= THE EXERCISE =
Transcribe every entry word for word, but skip the images.

= DATASET EXTRACT =
════

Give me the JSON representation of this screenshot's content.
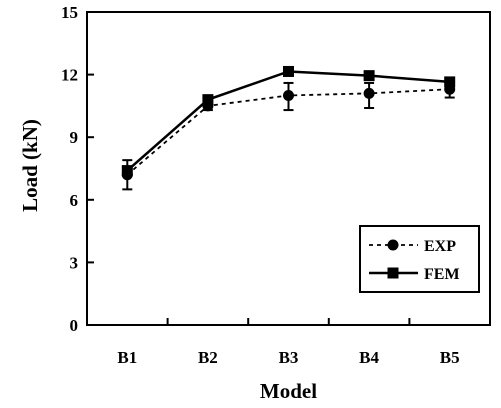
{
  "chart_data": {
    "type": "line",
    "xlabel": "Model",
    "ylabel": "Load (kN)",
    "categories": [
      "B1",
      "B2",
      "B3",
      "B4",
      "B5"
    ],
    "ylim": [
      0,
      15
    ],
    "yticks": [
      "0",
      "3",
      "6",
      "9",
      "12",
      "15"
    ],
    "grid": false,
    "legend_position": "bottom-right",
    "series": [
      {
        "name": "EXP",
        "marker": "circle",
        "line_style": "dashed",
        "color": "#000000",
        "values": [
          7.2,
          10.5,
          11.0,
          11.1,
          11.3
        ],
        "error_low": [
          6.5,
          10.3,
          10.3,
          10.4,
          10.9
        ],
        "error_high": [
          7.9,
          10.7,
          11.6,
          11.6,
          11.6
        ]
      },
      {
        "name": "FEM",
        "marker": "square",
        "line_style": "solid",
        "color": "#000000",
        "values": [
          7.4,
          10.8,
          12.15,
          11.95,
          11.65
        ]
      }
    ]
  }
}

════

= RIGHT ANSWER =
Give me the JSON representation of this screenshot's content.
{
  "chart_data": {
    "type": "line",
    "xlabel": "Model",
    "ylabel": "Load (kN)",
    "categories": [
      "B1",
      "B2",
      "B3",
      "B4",
      "B5"
    ],
    "ylim": [
      0,
      15
    ],
    "yticks": [
      "0",
      "3",
      "6",
      "9",
      "12",
      "15"
    ],
    "grid": false,
    "legend_position": "bottom-right",
    "series": [
      {
        "name": "EXP",
        "marker": "circle",
        "line_style": "dashed",
        "color": "#000000",
        "values": [
          7.2,
          10.5,
          11.0,
          11.1,
          11.3
        ],
        "error_low": [
          6.5,
          10.3,
          10.3,
          10.4,
          10.9
        ],
        "error_high": [
          7.9,
          10.7,
          11.6,
          11.6,
          11.6
        ]
      },
      {
        "name": "FEM",
        "marker": "square",
        "line_style": "solid",
        "color": "#000000",
        "values": [
          7.4,
          10.8,
          12.15,
          11.95,
          11.65
        ]
      }
    ]
  }
}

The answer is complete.